* [Problems and tasks]
• a. In the text about Ivan Bukovski and Alexander Tokarev, how many paintings make up Tokarev's polyptych "Crackpots"?
• b. Continue the text about Ivan Bukovski and Alexander Tokarev from its last sentence.

╭─ Excerpt

Ivan Bukovski and Alexander Tokarev are contemporaries . Up to now they have known each other only through the internet. Before either of them found his own artistic language, they both made the long journey from the traditional academic arts to the alternative byways of non-conformity. Both were drawn to large-scale works . However, their positions are quite different.

Alexander Tokarev thinks that, although life is tragic, one need not say so outright.

That should stay somewhere deep inside the painting, while on the surface everything should look like one endless holiday. The latest polyptych of the artist named ”Crackpots” (Mishuginneh Kopf), consists of five paintings and is dedicated to people, but people not of this world, carried away by their insane ideas; the polyptych is dedicated to Genius. It is the world of childhood and music, of dreams that never came true…

Alexander: “In fact each and every one of us – no matter how much we try to hide it – remains a child even into old age, trying to overcome some complexes and traumas, continuing to play children's games. That is why I play in this theatre too – by creating it on my canvas. My theatre is a theatre of metaphors”.

╰─
╭─ Supplied records

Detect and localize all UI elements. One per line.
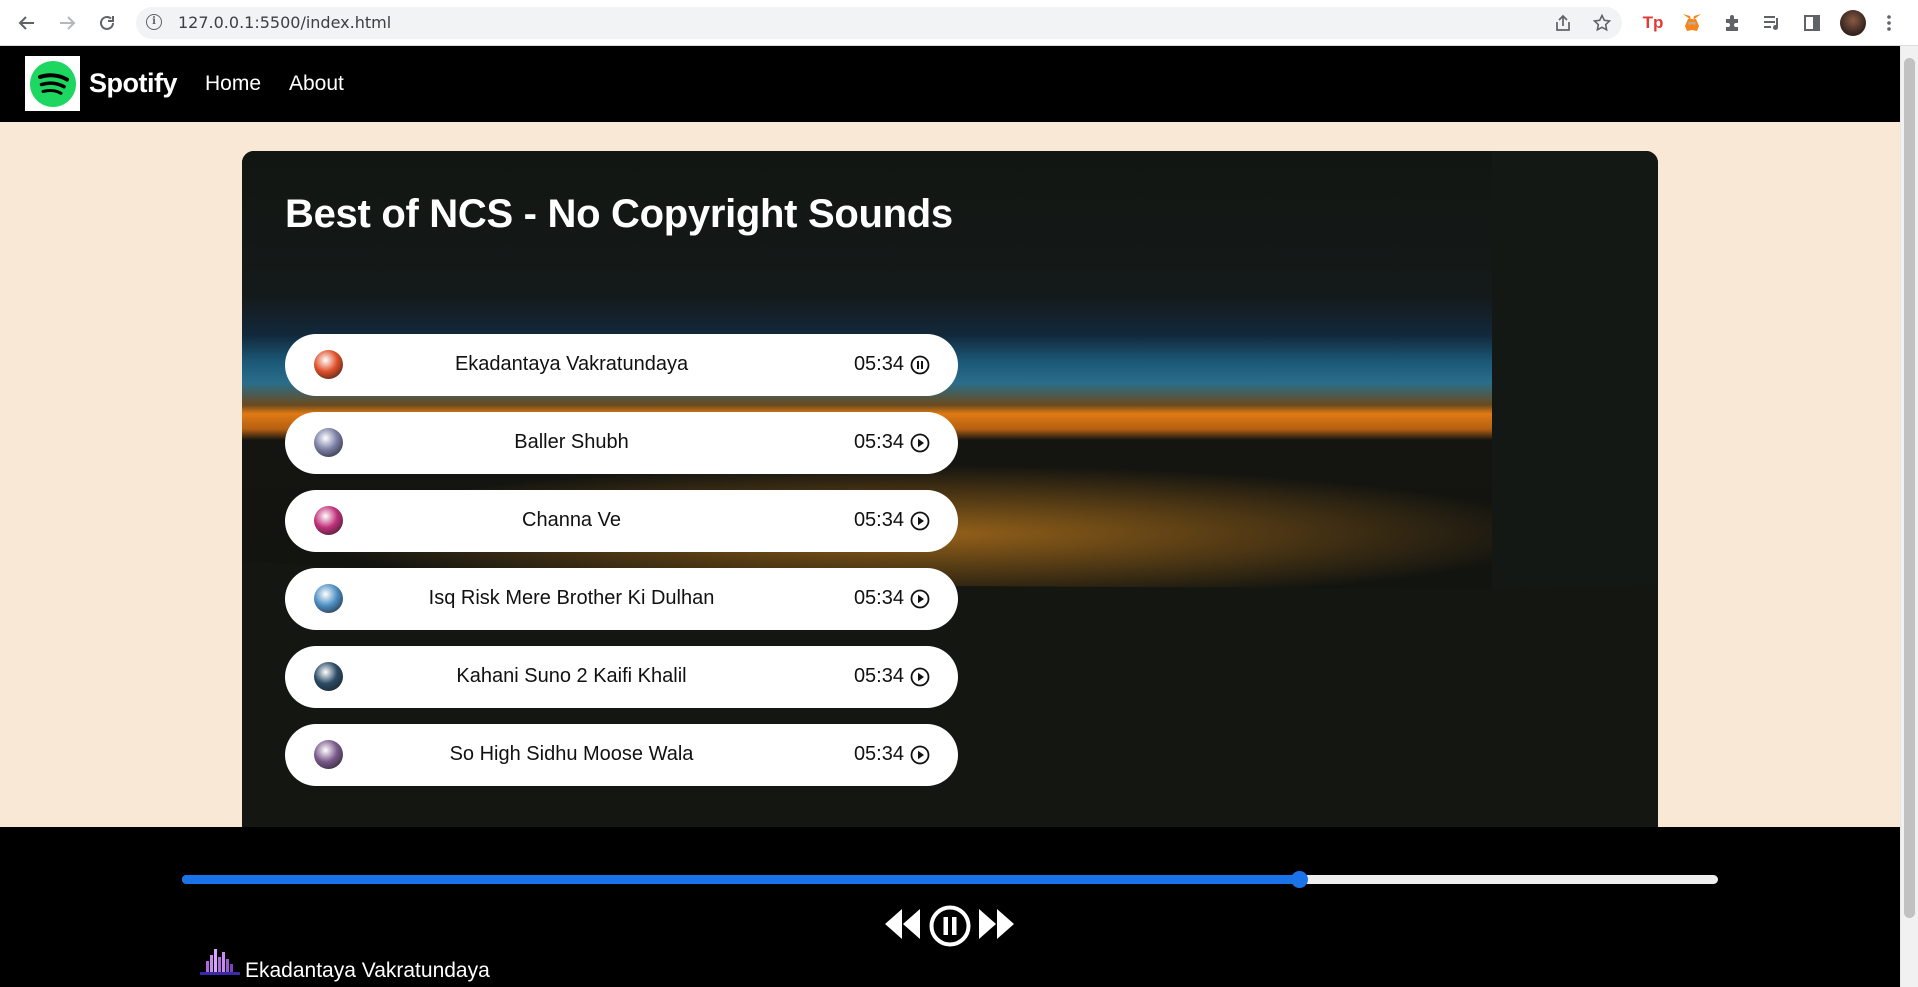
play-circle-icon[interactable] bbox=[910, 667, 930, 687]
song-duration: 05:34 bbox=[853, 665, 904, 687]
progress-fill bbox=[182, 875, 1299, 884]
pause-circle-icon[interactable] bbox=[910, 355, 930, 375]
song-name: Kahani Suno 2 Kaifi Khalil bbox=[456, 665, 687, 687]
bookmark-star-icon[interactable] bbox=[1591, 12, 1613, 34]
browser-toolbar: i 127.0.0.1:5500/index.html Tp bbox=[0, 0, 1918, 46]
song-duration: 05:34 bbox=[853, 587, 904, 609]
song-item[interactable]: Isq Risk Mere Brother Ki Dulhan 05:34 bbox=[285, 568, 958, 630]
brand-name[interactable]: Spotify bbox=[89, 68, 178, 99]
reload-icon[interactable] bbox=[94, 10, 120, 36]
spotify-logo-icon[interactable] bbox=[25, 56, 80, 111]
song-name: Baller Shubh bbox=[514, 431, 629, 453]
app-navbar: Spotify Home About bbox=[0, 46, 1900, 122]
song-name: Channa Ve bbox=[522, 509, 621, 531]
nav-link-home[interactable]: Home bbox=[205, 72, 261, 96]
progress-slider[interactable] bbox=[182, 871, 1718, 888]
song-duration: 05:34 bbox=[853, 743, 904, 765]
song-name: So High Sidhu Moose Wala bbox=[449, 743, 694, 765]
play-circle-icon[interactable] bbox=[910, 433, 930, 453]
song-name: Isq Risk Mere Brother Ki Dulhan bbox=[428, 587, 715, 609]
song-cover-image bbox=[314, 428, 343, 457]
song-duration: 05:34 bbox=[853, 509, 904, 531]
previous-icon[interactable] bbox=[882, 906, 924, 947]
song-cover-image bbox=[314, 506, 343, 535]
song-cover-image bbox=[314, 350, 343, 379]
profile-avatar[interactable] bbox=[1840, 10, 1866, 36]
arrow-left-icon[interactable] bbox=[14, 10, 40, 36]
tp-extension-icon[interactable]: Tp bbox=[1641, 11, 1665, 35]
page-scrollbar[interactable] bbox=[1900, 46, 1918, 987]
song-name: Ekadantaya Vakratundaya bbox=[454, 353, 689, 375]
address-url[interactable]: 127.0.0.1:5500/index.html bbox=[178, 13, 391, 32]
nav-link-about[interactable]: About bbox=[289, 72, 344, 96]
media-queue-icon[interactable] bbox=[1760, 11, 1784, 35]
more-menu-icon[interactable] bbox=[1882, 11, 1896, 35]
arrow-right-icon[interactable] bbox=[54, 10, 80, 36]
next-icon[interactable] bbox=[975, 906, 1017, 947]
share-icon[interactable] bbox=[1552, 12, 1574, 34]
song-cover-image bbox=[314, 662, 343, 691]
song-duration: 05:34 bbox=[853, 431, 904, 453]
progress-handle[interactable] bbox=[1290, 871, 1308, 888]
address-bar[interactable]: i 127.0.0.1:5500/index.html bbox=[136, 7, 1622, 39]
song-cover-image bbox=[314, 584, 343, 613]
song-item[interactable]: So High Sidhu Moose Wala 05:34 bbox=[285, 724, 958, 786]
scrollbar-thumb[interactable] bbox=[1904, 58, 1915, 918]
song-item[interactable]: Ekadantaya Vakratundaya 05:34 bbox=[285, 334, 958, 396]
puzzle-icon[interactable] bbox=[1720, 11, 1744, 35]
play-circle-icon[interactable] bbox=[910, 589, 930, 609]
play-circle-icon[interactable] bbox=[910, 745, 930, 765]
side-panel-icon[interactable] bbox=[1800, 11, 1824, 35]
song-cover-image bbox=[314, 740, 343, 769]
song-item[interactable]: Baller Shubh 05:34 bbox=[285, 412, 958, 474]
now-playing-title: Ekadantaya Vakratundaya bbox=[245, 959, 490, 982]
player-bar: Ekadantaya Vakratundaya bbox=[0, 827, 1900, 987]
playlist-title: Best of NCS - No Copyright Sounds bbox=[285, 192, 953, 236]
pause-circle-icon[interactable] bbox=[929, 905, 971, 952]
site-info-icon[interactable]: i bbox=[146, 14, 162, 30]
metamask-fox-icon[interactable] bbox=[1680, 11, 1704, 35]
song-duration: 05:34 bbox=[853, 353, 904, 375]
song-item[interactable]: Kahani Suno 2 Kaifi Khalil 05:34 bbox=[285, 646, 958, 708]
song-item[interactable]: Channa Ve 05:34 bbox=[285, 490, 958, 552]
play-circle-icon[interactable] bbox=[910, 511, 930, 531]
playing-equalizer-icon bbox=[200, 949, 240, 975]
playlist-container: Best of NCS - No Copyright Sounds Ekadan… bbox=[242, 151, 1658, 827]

╰─
╭─ Supplied records

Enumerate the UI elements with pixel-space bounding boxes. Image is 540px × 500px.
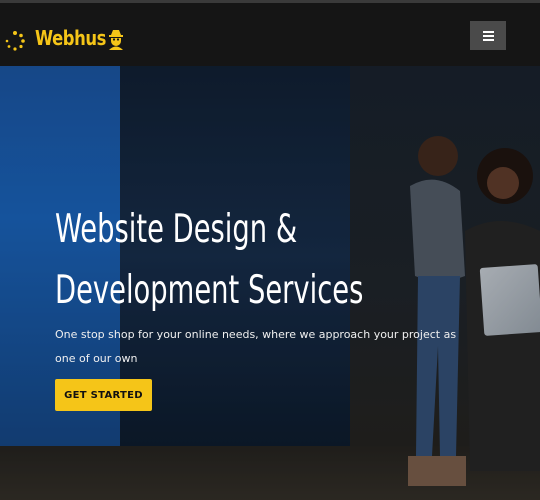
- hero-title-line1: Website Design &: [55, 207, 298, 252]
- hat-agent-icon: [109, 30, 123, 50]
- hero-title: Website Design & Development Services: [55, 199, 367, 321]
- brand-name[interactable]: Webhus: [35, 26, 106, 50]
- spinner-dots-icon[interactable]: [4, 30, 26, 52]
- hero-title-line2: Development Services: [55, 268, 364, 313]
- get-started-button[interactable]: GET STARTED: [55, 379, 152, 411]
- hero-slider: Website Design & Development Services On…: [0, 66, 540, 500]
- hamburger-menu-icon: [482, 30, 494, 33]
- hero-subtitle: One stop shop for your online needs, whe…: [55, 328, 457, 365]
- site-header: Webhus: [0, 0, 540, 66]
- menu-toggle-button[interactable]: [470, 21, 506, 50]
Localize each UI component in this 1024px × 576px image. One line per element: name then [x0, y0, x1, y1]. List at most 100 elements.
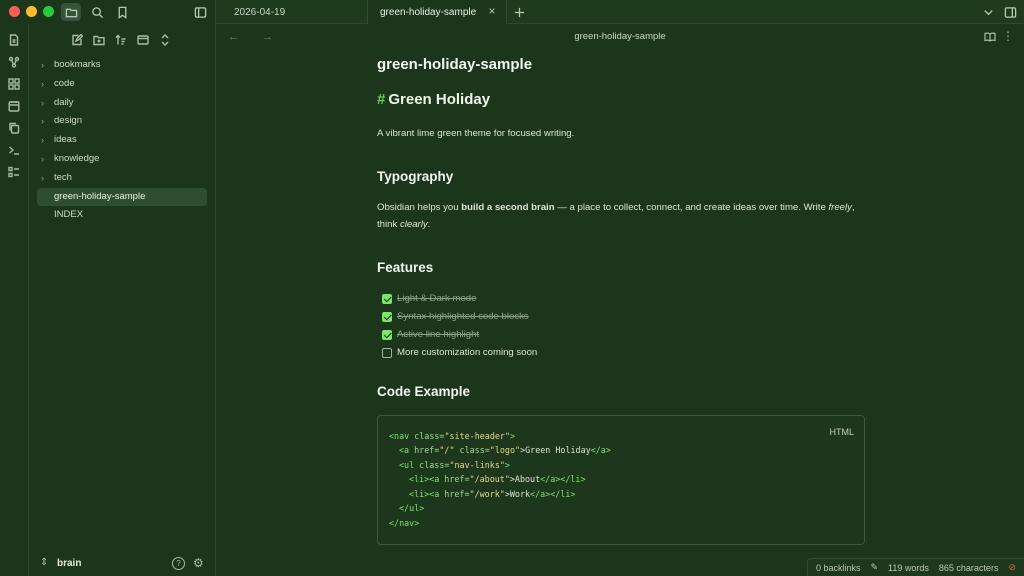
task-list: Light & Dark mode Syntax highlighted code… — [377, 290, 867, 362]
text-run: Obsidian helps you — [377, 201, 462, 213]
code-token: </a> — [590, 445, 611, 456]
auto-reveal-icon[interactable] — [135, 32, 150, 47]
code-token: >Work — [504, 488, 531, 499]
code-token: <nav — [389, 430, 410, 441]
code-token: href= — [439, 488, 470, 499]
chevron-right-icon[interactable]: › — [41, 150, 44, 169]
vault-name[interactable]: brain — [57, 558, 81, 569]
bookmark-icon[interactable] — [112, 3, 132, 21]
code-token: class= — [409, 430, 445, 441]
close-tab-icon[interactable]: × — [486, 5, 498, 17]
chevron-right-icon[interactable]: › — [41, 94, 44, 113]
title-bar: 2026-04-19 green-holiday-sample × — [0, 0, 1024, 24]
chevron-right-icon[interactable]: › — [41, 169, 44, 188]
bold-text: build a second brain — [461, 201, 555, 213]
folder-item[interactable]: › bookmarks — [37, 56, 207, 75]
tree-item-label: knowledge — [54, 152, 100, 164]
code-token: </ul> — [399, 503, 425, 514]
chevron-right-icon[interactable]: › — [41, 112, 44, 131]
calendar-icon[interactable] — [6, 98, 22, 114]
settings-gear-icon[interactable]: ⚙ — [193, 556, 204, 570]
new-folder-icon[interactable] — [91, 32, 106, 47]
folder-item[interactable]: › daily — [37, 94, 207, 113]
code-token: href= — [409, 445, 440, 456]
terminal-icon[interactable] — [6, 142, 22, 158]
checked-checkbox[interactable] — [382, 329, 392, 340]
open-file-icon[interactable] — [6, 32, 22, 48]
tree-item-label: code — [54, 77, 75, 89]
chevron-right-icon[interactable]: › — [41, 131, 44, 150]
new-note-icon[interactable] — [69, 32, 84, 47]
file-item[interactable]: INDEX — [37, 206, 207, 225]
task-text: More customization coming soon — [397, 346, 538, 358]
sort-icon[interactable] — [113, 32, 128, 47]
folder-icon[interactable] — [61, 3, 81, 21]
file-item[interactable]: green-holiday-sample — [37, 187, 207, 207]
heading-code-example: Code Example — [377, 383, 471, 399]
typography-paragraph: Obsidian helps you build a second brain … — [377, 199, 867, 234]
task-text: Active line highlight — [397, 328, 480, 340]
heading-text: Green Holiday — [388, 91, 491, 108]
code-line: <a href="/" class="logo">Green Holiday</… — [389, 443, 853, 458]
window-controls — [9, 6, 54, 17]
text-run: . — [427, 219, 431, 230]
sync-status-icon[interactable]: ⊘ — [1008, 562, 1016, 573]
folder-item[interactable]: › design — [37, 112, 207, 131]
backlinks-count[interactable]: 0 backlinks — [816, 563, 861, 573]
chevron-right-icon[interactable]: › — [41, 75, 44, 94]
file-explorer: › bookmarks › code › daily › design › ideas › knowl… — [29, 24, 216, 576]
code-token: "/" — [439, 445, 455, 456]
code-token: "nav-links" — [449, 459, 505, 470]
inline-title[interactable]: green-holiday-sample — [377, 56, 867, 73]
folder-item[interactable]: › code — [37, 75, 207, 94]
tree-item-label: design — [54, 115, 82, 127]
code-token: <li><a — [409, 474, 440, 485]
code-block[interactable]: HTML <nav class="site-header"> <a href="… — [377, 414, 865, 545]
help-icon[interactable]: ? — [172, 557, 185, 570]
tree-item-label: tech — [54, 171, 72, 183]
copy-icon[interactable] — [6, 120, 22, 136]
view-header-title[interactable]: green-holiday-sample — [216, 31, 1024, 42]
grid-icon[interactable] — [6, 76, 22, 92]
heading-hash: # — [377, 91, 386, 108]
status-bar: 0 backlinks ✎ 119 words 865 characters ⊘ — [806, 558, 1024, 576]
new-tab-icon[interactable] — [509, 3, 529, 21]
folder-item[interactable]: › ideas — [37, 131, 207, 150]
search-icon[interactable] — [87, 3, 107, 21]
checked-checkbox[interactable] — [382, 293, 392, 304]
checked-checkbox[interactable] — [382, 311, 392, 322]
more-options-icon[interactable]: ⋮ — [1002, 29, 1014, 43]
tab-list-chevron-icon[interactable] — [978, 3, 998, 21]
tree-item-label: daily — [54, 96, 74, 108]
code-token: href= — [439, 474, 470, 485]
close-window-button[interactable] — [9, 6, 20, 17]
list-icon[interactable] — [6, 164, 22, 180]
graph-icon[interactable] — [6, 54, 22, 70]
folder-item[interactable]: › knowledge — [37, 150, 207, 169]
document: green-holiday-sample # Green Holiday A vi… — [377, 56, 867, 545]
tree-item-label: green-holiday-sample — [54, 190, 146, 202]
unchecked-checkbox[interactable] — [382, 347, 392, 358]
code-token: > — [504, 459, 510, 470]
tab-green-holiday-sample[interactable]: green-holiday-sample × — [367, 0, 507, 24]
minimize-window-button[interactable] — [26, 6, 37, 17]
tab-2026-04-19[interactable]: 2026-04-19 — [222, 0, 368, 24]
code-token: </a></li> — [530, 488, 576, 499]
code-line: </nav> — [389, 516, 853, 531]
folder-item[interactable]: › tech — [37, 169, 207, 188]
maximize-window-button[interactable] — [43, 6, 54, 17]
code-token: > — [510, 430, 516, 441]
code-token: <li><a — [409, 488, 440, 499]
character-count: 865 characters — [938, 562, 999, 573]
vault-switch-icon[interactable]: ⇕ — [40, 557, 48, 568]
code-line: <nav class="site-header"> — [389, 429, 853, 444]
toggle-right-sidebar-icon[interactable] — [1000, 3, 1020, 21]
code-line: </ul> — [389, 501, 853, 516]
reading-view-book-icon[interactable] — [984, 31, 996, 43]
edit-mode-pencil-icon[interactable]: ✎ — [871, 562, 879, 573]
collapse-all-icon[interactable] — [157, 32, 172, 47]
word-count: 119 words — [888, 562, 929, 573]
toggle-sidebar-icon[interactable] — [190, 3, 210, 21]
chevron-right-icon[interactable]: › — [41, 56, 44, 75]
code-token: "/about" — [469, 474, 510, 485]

╰─
╭─ Supplied records

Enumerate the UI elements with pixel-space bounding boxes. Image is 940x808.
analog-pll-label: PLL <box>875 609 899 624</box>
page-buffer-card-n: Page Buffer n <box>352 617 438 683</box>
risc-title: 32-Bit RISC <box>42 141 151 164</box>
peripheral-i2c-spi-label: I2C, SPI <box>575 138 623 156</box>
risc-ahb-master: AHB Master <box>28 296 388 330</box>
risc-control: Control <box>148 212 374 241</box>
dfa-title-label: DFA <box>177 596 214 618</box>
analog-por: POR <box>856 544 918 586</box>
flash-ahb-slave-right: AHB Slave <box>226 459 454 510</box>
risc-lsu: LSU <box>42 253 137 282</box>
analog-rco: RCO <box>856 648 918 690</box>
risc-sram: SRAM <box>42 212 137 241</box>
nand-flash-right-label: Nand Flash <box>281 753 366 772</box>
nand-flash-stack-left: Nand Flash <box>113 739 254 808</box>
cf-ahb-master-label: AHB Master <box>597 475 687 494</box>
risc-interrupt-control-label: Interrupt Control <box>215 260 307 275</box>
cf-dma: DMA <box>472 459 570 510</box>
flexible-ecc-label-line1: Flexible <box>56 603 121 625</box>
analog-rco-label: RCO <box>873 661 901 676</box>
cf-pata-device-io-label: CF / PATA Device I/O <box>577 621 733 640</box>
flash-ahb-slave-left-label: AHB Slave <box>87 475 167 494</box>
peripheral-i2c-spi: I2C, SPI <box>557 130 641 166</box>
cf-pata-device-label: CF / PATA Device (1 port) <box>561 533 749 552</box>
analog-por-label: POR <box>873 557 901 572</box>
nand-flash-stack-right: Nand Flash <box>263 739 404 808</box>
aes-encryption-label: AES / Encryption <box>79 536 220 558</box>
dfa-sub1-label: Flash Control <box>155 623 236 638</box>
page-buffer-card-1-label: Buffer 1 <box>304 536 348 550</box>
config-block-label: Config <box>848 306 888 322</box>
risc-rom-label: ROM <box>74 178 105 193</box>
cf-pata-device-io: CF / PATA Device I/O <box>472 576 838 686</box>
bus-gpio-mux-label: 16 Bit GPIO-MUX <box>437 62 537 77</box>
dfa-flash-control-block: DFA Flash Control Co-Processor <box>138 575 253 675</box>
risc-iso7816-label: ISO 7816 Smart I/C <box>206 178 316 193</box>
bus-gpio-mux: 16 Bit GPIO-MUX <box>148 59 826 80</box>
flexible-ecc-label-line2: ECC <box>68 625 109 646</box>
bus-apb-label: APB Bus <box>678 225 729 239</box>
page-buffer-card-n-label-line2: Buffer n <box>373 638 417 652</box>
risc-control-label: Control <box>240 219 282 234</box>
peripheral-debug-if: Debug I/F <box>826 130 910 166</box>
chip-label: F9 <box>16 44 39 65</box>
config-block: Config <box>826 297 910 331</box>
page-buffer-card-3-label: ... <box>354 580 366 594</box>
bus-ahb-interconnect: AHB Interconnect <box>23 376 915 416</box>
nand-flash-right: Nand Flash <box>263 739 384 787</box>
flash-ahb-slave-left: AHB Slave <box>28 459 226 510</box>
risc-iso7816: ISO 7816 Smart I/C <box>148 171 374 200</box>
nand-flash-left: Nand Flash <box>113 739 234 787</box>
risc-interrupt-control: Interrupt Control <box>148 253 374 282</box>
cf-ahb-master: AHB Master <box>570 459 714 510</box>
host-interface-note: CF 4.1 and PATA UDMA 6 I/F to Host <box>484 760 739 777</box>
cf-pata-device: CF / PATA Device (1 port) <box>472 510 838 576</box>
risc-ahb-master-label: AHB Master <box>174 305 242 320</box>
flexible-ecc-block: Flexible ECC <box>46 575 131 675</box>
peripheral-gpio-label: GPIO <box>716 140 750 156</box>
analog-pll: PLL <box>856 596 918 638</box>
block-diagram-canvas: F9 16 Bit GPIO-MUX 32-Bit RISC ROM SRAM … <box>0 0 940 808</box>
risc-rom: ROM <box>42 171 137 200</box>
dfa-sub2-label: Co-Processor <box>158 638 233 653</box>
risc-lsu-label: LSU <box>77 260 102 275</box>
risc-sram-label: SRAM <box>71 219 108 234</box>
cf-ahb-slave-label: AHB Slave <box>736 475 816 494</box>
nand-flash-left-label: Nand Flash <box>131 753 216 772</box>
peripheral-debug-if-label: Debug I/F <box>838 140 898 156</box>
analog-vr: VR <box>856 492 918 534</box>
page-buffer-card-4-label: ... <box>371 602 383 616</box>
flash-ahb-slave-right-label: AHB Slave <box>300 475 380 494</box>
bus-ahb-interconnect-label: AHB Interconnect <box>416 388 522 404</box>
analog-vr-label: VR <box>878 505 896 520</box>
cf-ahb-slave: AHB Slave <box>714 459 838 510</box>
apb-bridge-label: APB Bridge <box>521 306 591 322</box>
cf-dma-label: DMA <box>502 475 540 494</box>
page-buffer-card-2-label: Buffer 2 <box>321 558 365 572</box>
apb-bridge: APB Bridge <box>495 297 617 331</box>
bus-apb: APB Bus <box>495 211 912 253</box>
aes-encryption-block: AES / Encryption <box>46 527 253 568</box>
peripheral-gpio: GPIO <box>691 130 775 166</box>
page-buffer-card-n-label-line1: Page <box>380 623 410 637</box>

╰─

* [Task-by-task outputs]
• a. Five.

• b.
The same goes for Ivan Bukovski. His art is metaphorical and also a theatre, but it is a theatre where mysteries are performed. There are many biblical characters in his art, and they experience all kinds of metamorphoses, and within those metamorphoses their images become unreal, and the contours of their bodies get blurred. Disharmony, dissociation and violence – this is how our world looks today. There is neither consolation nor hope for a happy end in his paintings. All the same, they are truthful, and one feels great power and force in them of an elemental sort.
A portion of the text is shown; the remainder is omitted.